> **YOUR GOAL**: How many lines in the records below contain the word "index"? Answer with the number alone.

> **GIVEN DATA**:
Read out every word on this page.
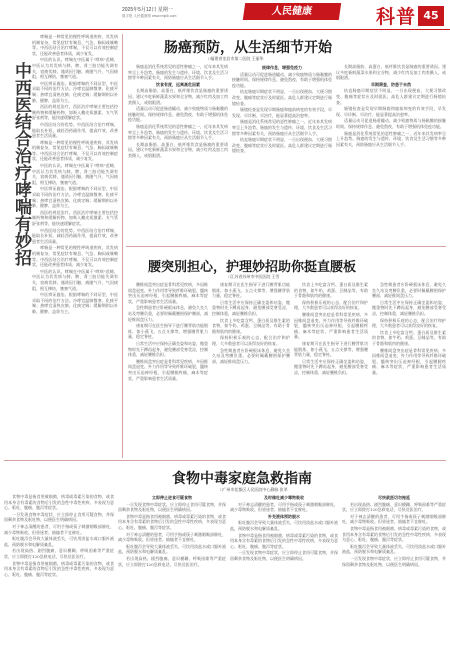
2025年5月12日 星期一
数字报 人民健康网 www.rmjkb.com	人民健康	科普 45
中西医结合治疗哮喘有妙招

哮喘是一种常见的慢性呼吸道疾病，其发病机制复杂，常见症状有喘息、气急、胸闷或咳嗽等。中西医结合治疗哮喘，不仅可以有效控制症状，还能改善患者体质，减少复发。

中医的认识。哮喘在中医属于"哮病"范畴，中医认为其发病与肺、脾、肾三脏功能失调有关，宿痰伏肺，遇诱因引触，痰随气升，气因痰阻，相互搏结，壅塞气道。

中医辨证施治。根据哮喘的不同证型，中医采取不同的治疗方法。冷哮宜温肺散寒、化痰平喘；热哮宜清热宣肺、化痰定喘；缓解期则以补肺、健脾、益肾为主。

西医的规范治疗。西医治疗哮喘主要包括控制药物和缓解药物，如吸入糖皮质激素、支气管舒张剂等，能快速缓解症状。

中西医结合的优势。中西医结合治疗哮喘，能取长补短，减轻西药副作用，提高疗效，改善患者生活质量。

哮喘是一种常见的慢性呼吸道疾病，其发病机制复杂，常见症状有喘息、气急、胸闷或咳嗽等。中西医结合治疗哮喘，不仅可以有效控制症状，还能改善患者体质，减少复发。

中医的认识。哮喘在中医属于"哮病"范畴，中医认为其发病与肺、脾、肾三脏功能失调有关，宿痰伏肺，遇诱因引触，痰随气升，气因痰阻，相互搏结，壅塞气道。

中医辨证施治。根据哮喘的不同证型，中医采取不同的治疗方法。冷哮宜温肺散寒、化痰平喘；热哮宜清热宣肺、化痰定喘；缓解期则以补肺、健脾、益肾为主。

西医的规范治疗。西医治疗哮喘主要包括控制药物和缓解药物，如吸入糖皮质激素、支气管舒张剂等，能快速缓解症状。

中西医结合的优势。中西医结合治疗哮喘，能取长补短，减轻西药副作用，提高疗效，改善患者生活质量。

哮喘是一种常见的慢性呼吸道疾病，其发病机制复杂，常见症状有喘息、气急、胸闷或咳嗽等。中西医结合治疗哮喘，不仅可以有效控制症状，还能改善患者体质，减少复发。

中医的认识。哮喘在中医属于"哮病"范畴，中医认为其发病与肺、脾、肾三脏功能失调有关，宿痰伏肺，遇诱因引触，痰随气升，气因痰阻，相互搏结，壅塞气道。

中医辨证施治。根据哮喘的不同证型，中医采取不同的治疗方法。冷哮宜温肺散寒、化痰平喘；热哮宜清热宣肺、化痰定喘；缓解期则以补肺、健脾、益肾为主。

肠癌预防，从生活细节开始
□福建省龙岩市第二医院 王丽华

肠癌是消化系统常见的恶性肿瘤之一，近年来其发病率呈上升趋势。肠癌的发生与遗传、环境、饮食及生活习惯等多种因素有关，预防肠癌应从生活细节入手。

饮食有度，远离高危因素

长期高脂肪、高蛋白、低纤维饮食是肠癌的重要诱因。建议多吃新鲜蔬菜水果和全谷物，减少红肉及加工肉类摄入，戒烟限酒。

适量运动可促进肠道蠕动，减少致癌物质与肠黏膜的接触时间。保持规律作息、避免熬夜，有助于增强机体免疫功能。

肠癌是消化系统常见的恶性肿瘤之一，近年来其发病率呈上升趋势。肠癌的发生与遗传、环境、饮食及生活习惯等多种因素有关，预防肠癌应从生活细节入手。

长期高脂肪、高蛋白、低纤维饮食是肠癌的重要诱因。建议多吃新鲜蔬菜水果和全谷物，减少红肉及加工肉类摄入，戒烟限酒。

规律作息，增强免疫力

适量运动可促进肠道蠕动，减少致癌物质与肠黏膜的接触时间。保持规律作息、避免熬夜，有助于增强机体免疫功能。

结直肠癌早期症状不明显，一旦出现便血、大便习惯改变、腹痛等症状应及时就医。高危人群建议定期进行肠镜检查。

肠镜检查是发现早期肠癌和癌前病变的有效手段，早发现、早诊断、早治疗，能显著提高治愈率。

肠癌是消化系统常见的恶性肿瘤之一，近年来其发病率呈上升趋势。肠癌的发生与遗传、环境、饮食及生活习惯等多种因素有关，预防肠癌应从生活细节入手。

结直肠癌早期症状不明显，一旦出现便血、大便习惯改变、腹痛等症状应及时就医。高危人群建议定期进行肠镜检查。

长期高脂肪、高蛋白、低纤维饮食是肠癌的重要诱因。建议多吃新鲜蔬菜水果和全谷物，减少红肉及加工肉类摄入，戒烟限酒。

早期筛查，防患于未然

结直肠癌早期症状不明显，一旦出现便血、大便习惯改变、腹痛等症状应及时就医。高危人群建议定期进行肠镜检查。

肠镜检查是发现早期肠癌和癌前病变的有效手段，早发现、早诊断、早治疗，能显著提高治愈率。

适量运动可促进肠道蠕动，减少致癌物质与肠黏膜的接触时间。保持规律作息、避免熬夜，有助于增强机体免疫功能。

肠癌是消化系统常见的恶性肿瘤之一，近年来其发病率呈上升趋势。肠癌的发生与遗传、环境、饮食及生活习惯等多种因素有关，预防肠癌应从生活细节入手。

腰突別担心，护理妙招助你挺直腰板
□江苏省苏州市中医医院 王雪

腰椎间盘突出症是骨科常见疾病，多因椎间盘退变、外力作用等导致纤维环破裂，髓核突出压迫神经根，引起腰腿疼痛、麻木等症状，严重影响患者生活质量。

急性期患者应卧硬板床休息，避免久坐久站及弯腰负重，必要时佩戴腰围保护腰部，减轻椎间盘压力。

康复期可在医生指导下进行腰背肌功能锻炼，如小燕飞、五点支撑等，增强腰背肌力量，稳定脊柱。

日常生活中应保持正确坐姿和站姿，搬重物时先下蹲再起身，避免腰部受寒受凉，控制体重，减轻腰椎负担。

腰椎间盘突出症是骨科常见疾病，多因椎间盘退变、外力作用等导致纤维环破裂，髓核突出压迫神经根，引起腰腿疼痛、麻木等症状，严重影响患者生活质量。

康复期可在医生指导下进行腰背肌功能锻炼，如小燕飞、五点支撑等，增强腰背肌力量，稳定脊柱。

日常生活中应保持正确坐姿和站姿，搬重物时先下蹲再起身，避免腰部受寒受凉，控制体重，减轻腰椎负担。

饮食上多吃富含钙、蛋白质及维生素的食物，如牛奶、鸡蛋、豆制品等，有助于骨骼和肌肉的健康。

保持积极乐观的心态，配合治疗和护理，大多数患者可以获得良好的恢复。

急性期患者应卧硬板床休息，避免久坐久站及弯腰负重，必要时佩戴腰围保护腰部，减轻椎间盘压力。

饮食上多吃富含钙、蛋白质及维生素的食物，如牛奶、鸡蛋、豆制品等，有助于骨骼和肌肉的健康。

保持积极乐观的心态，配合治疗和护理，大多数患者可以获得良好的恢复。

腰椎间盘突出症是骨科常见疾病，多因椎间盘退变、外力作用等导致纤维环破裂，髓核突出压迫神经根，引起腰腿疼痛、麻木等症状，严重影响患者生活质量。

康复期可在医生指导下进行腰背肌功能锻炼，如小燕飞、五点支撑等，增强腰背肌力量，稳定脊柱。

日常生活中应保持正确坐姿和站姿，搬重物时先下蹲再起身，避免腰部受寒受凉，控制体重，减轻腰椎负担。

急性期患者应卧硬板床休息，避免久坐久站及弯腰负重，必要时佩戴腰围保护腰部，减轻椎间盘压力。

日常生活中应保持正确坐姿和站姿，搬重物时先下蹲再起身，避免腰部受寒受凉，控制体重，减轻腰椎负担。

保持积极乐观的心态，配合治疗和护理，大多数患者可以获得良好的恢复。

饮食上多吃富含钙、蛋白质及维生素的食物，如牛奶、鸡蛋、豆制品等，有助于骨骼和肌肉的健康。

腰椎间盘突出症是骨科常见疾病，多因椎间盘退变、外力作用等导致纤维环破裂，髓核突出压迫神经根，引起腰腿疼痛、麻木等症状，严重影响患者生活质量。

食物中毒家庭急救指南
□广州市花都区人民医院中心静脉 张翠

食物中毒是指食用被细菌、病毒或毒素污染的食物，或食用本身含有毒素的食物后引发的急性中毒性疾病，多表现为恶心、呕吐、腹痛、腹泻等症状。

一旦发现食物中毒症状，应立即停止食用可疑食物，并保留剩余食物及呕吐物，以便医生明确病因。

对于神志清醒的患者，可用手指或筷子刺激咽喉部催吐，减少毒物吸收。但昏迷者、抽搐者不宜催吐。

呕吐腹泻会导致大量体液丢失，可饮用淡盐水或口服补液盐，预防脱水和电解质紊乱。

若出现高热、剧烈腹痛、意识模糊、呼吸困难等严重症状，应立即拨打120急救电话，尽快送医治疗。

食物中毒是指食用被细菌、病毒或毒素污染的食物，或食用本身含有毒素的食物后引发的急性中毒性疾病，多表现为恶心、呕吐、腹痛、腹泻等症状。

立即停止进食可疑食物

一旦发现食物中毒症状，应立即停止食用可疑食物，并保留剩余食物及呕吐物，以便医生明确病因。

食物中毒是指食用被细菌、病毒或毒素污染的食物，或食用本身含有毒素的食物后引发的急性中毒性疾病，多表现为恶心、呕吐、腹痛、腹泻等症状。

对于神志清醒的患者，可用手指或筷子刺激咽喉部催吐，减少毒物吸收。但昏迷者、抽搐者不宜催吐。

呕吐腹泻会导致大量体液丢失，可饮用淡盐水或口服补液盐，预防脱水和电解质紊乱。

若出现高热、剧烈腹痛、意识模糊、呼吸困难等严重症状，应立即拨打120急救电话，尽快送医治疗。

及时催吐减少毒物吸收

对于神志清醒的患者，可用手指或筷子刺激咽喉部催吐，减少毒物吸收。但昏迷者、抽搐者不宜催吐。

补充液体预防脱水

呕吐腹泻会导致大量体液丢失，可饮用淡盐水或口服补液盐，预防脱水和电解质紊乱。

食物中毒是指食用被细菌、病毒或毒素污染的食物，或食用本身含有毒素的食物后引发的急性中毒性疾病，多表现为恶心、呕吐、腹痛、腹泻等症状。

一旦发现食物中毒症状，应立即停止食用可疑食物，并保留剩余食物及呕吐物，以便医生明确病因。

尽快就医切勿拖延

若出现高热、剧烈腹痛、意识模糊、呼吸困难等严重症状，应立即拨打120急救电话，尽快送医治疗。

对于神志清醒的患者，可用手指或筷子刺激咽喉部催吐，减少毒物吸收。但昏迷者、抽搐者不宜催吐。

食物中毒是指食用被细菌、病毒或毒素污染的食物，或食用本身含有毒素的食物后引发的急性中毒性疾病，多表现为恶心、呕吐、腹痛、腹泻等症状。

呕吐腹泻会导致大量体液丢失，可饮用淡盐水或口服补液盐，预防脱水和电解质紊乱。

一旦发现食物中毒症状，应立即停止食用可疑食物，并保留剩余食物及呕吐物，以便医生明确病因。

==

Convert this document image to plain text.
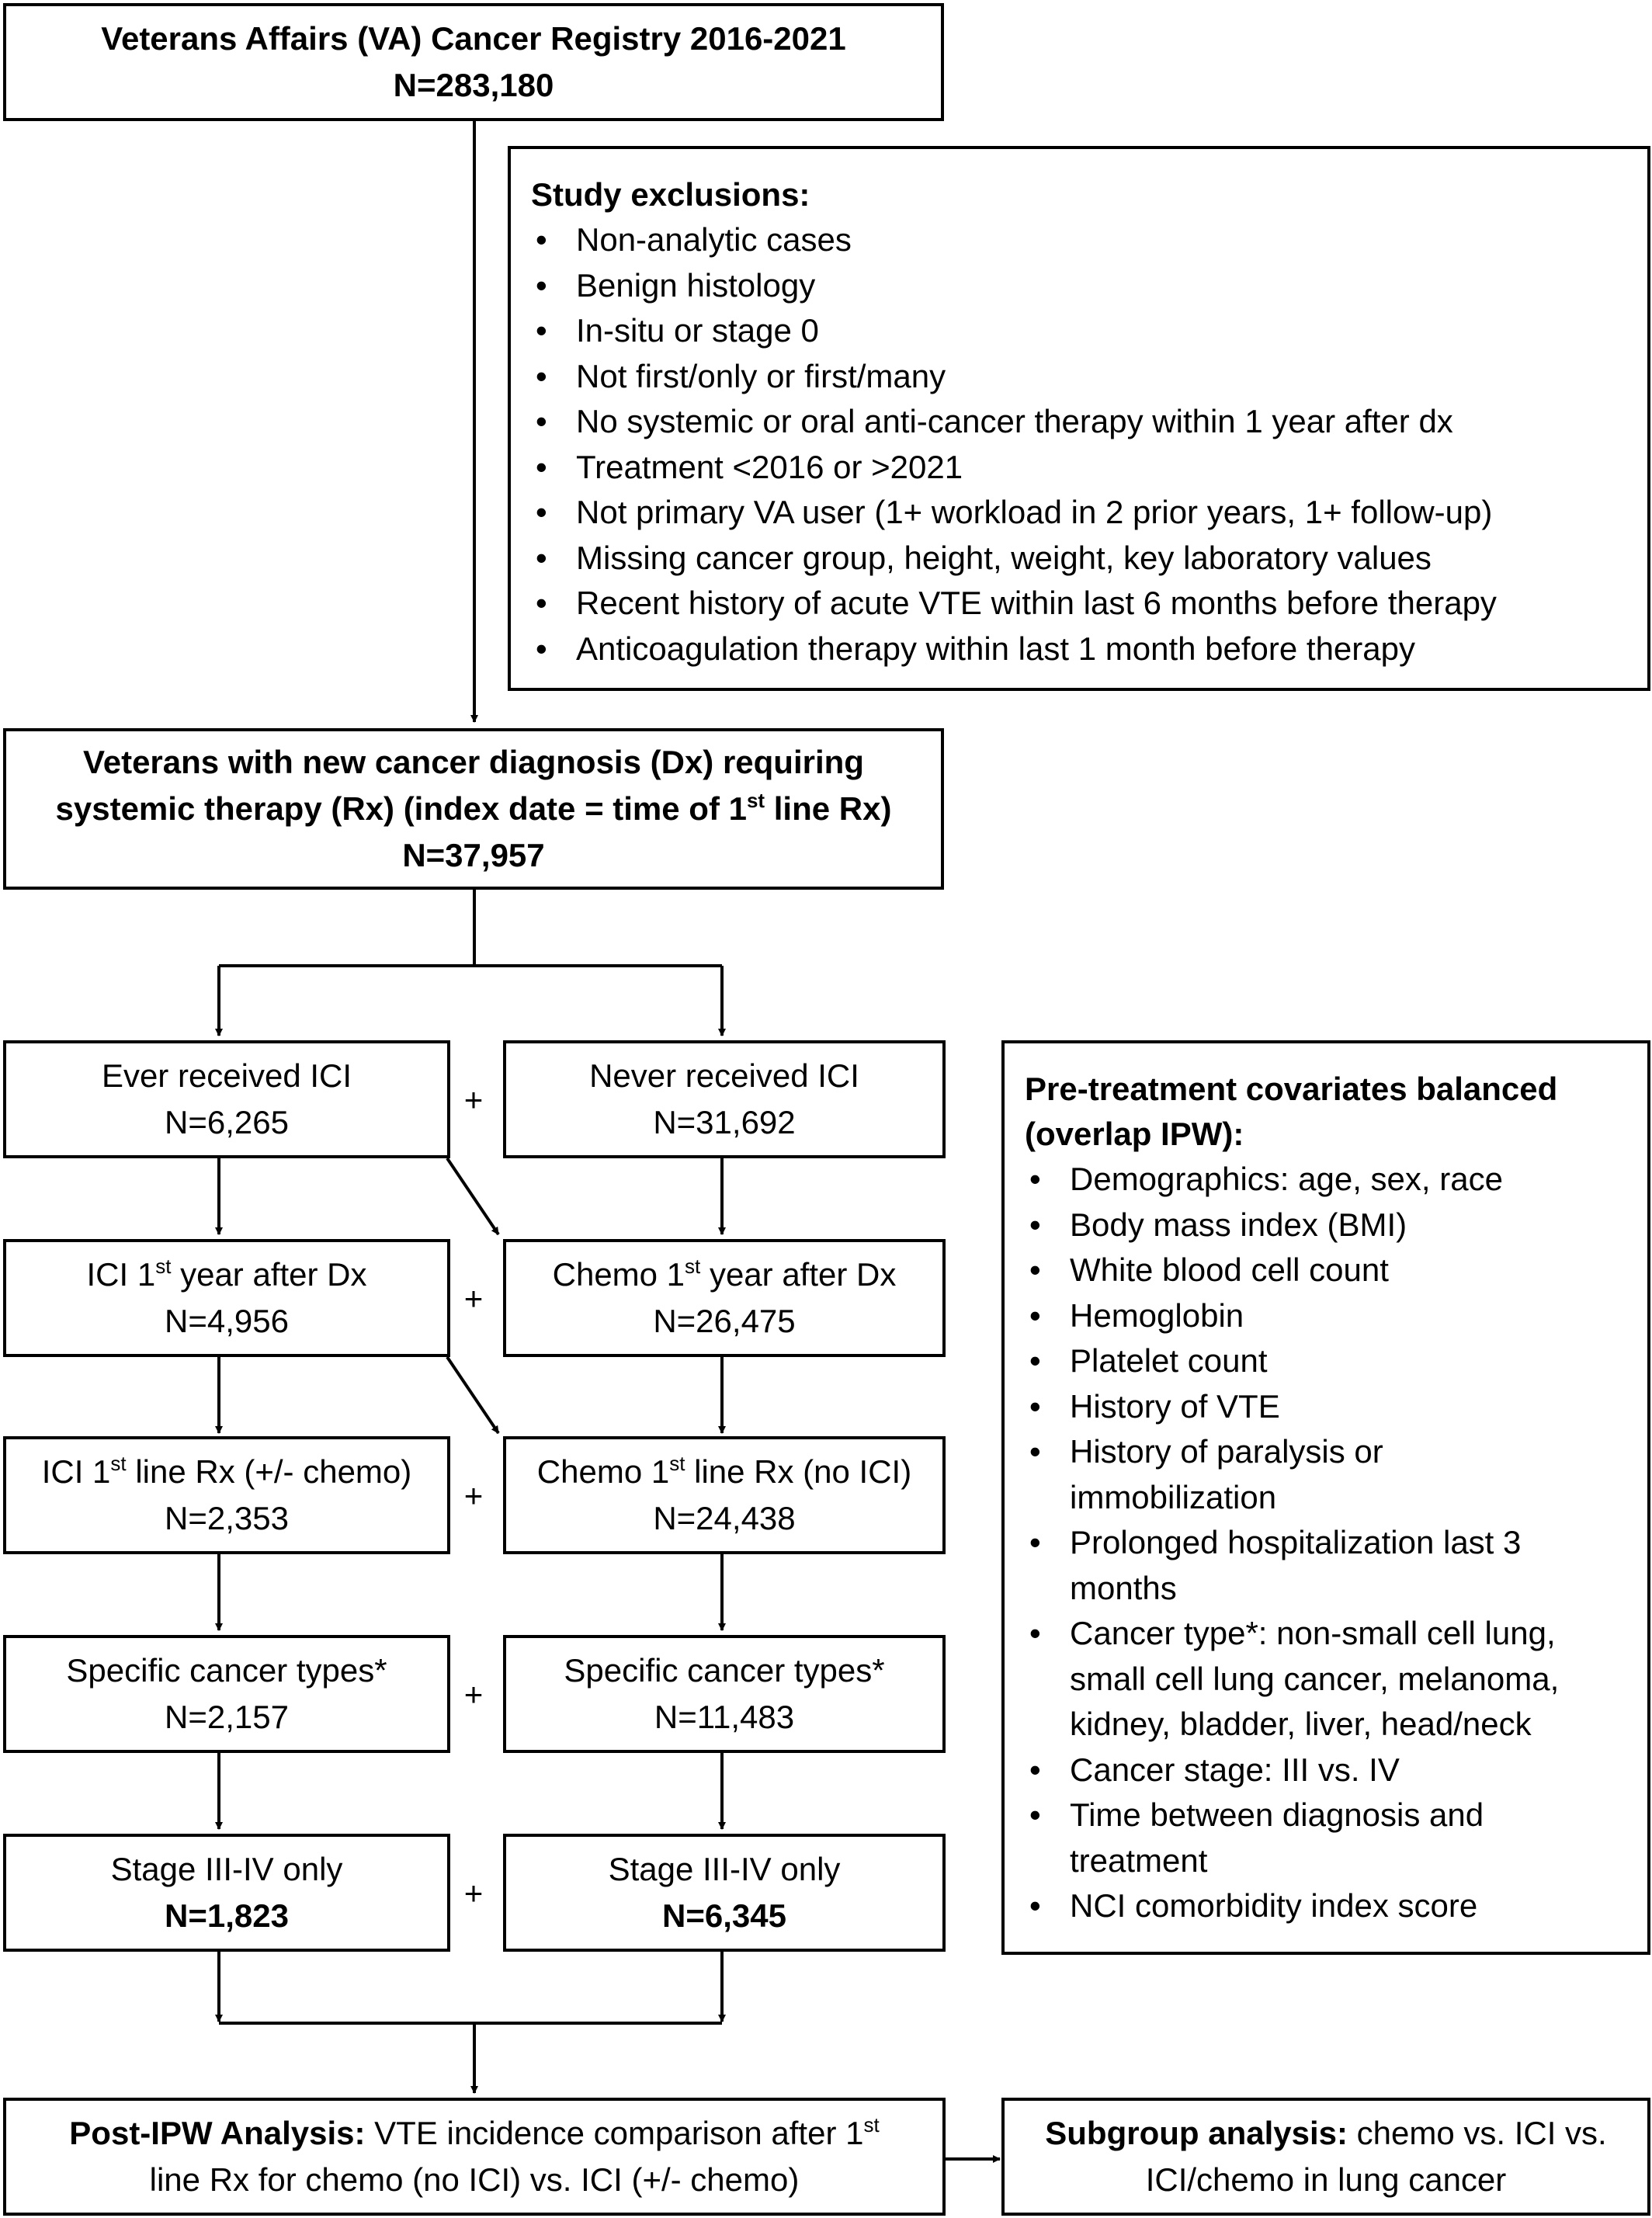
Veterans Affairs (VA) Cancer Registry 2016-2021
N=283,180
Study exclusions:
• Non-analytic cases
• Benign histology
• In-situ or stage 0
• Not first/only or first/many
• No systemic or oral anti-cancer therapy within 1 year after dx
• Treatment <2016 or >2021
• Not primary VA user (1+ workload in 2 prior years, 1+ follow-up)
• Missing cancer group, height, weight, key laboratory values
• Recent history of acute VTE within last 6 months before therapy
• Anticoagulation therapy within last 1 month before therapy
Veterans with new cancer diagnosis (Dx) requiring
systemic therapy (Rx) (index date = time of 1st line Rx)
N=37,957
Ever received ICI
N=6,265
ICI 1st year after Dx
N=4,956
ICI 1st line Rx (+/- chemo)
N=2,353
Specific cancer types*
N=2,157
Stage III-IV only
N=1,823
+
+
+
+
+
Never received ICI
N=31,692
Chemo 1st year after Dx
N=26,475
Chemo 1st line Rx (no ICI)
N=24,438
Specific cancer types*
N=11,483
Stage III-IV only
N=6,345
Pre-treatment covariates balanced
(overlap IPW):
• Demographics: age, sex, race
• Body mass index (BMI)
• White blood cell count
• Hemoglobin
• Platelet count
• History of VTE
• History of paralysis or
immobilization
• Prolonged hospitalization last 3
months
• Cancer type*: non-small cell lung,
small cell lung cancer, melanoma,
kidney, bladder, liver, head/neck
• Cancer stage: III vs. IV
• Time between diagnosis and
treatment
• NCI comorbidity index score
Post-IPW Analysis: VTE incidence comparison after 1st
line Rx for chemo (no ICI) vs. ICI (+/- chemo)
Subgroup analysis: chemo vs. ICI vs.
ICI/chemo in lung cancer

> **FINAL ANSWER**: 3